Instructions to follow
All the data should be repeated exactly. Any image in it is left out.

Dataset content
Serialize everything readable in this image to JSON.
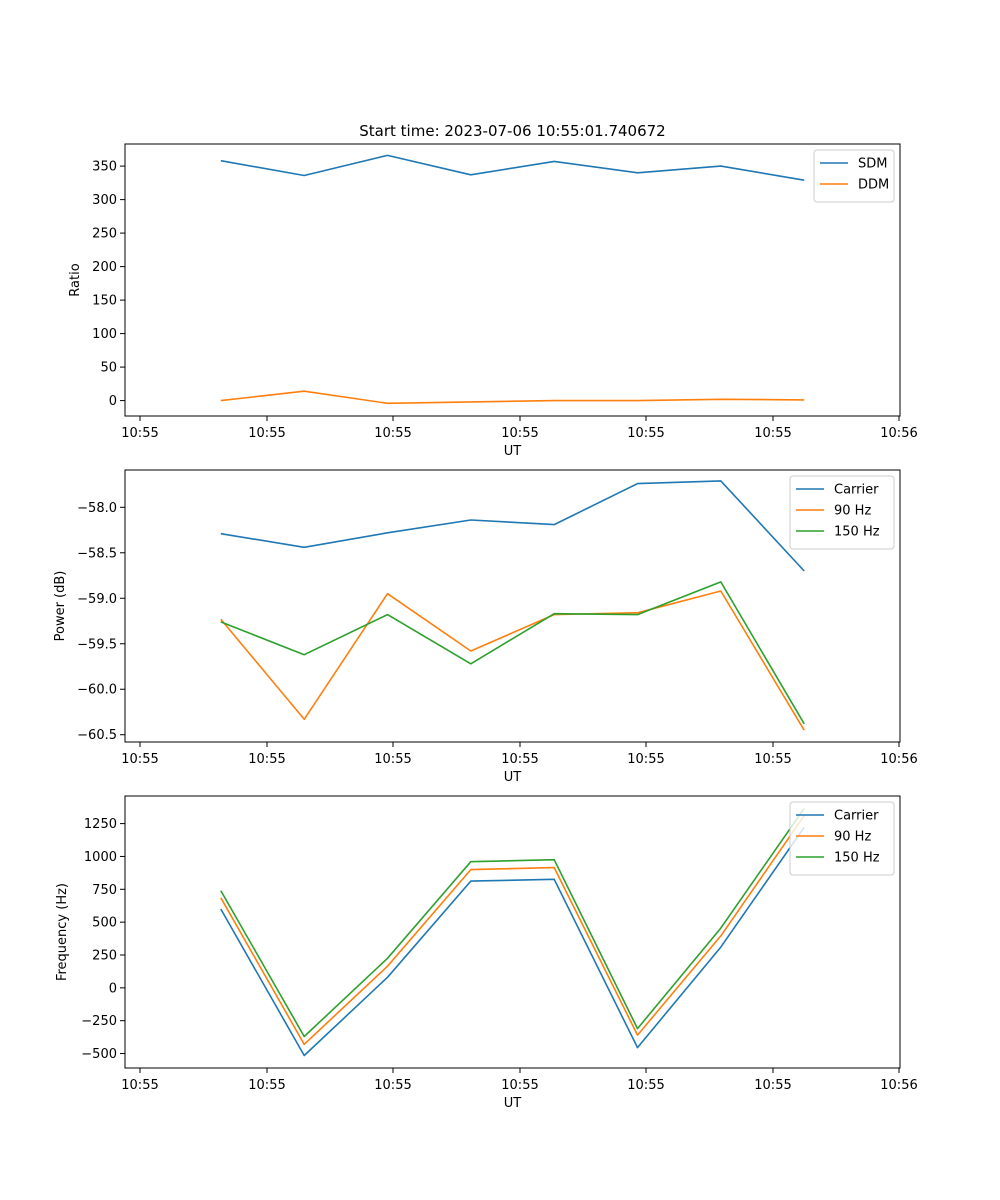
{
  "title": "Start time: 2023-07-06 10:55:01.740672",
  "chart_data": [
    {
      "type": "line",
      "id": "ratio",
      "xlabel": "UT",
      "ylabel": "Ratio",
      "x_tick_labels": [
        "10:55",
        "10:55",
        "10:55",
        "10:55",
        "10:55",
        "10:55",
        "10:56"
      ],
      "x": [
        1,
        2,
        3,
        4,
        5,
        6,
        7,
        8
      ],
      "xlim": [
        -0.15,
        9.15
      ],
      "ylim": [
        -23,
        383
      ],
      "yticks": [
        0,
        50,
        100,
        150,
        200,
        250,
        300,
        350
      ],
      "ytick_labels": [
        "0",
        "50",
        "100",
        "150",
        "200",
        "250",
        "300",
        "350"
      ],
      "legend_position": "upper right",
      "series": [
        {
          "name": "SDM",
          "color": "#1f77b4",
          "values": [
            358,
            336,
            366,
            337,
            357,
            340,
            350,
            329
          ]
        },
        {
          "name": "DDM",
          "color": "#ff7f0e",
          "values": [
            0,
            14,
            -4,
            -2,
            0,
            0,
            2,
            1
          ]
        }
      ]
    },
    {
      "type": "line",
      "id": "power",
      "xlabel": "UT",
      "ylabel": "Power (dB)",
      "x_tick_labels": [
        "10:55",
        "10:55",
        "10:55",
        "10:55",
        "10:55",
        "10:55",
        "10:56"
      ],
      "x": [
        1,
        2,
        3,
        4,
        5,
        6,
        7,
        8
      ],
      "xlim": [
        -0.15,
        9.15
      ],
      "ylim": [
        -60.58,
        -57.59
      ],
      "yticks": [
        -60.5,
        -60.0,
        -59.5,
        -59.0,
        -58.5,
        -58.0
      ],
      "ytick_labels": [
        "−60.5",
        "−60.0",
        "−59.5",
        "−59.0",
        "−58.5",
        "−58.0"
      ],
      "legend_position": "upper right",
      "series": [
        {
          "name": "Carrier",
          "color": "#1f77b4",
          "values": [
            -58.29,
            -58.44,
            -58.28,
            -58.14,
            -58.19,
            -57.74,
            -57.71,
            -58.7
          ]
        },
        {
          "name": "90 Hz",
          "color": "#ff7f0e",
          "values": [
            -59.23,
            -60.33,
            -58.95,
            -59.58,
            -59.18,
            -59.16,
            -58.92,
            -60.45
          ]
        },
        {
          "name": "150 Hz",
          "color": "#2ca02c",
          "values": [
            -59.26,
            -59.62,
            -59.18,
            -59.72,
            -59.17,
            -59.18,
            -58.82,
            -60.38
          ]
        }
      ]
    },
    {
      "type": "line",
      "id": "frequency",
      "xlabel": "UT",
      "ylabel": "Frequency (Hz)",
      "x_tick_labels": [
        "10:55",
        "10:55",
        "10:55",
        "10:55",
        "10:55",
        "10:55",
        "10:56"
      ],
      "x": [
        1,
        2,
        3,
        4,
        5,
        6,
        7,
        8
      ],
      "xlim": [
        -0.15,
        9.15
      ],
      "ylim": [
        -610,
        1460
      ],
      "yticks": [
        -500,
        -250,
        0,
        250,
        500,
        750,
        1000,
        1250
      ],
      "ytick_labels": [
        "−500",
        "−250",
        "0",
        "250",
        "500",
        "750",
        "1000",
        "1250"
      ],
      "legend_position": "upper right",
      "series": [
        {
          "name": "Carrier",
          "color": "#1f77b4",
          "values": [
            600,
            -515,
            80,
            812,
            826,
            -455,
            310,
            1222
          ]
        },
        {
          "name": "90 Hz",
          "color": "#ff7f0e",
          "values": [
            685,
            -430,
            165,
            900,
            915,
            -360,
            395,
            1310
          ]
        },
        {
          "name": "150 Hz",
          "color": "#2ca02c",
          "values": [
            740,
            -370,
            225,
            960,
            975,
            -310,
            455,
            1366
          ]
        }
      ]
    }
  ]
}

Exercise output
Serialize everything readable in this image to JSON.
{
  "title": "Start time: 2023-07-06 10:55:01.740672",
  "chart_data": [
    {
      "type": "line",
      "id": "ratio",
      "xlabel": "UT",
      "ylabel": "Ratio",
      "x_tick_labels": [
        "10:55",
        "10:55",
        "10:55",
        "10:55",
        "10:55",
        "10:55",
        "10:56"
      ],
      "x": [
        1,
        2,
        3,
        4,
        5,
        6,
        7,
        8
      ],
      "xlim": [
        -0.15,
        9.15
      ],
      "ylim": [
        -23,
        383
      ],
      "yticks": [
        0,
        50,
        100,
        150,
        200,
        250,
        300,
        350
      ],
      "ytick_labels": [
        "0",
        "50",
        "100",
        "150",
        "200",
        "250",
        "300",
        "350"
      ],
      "legend_position": "upper right",
      "series": [
        {
          "name": "SDM",
          "color": "#1f77b4",
          "values": [
            358,
            336,
            366,
            337,
            357,
            340,
            350,
            329
          ]
        },
        {
          "name": "DDM",
          "color": "#ff7f0e",
          "values": [
            0,
            14,
            -4,
            -2,
            0,
            0,
            2,
            1
          ]
        }
      ]
    },
    {
      "type": "line",
      "id": "power",
      "xlabel": "UT",
      "ylabel": "Power (dB)",
      "x_tick_labels": [
        "10:55",
        "10:55",
        "10:55",
        "10:55",
        "10:55",
        "10:55",
        "10:56"
      ],
      "x": [
        1,
        2,
        3,
        4,
        5,
        6,
        7,
        8
      ],
      "xlim": [
        -0.15,
        9.15
      ],
      "ylim": [
        -60.58,
        -57.59
      ],
      "yticks": [
        -60.5,
        -60.0,
        -59.5,
        -59.0,
        -58.5,
        -58.0
      ],
      "ytick_labels": [
        "−60.5",
        "−60.0",
        "−59.5",
        "−59.0",
        "−58.5",
        "−58.0"
      ],
      "legend_position": "upper right",
      "series": [
        {
          "name": "Carrier",
          "color": "#1f77b4",
          "values": [
            -58.29,
            -58.44,
            -58.28,
            -58.14,
            -58.19,
            -57.74,
            -57.71,
            -58.7
          ]
        },
        {
          "name": "90 Hz",
          "color": "#ff7f0e",
          "values": [
            -59.23,
            -60.33,
            -58.95,
            -59.58,
            -59.18,
            -59.16,
            -58.92,
            -60.45
          ]
        },
        {
          "name": "150 Hz",
          "color": "#2ca02c",
          "values": [
            -59.26,
            -59.62,
            -59.18,
            -59.72,
            -59.17,
            -59.18,
            -58.82,
            -60.38
          ]
        }
      ]
    },
    {
      "type": "line",
      "id": "frequency",
      "xlabel": "UT",
      "ylabel": "Frequency (Hz)",
      "x_tick_labels": [
        "10:55",
        "10:55",
        "10:55",
        "10:55",
        "10:55",
        "10:55",
        "10:56"
      ],
      "x": [
        1,
        2,
        3,
        4,
        5,
        6,
        7,
        8
      ],
      "xlim": [
        -0.15,
        9.15
      ],
      "ylim": [
        -610,
        1460
      ],
      "yticks": [
        -500,
        -250,
        0,
        250,
        500,
        750,
        1000,
        1250
      ],
      "ytick_labels": [
        "−500",
        "−250",
        "0",
        "250",
        "500",
        "750",
        "1000",
        "1250"
      ],
      "legend_position": "upper right",
      "series": [
        {
          "name": "Carrier",
          "color": "#1f77b4",
          "values": [
            600,
            -515,
            80,
            812,
            826,
            -455,
            310,
            1222
          ]
        },
        {
          "name": "90 Hz",
          "color": "#ff7f0e",
          "values": [
            685,
            -430,
            165,
            900,
            915,
            -360,
            395,
            1310
          ]
        },
        {
          "name": "150 Hz",
          "color": "#2ca02c",
          "values": [
            740,
            -370,
            225,
            960,
            975,
            -310,
            455,
            1366
          ]
        }
      ]
    }
  ]
}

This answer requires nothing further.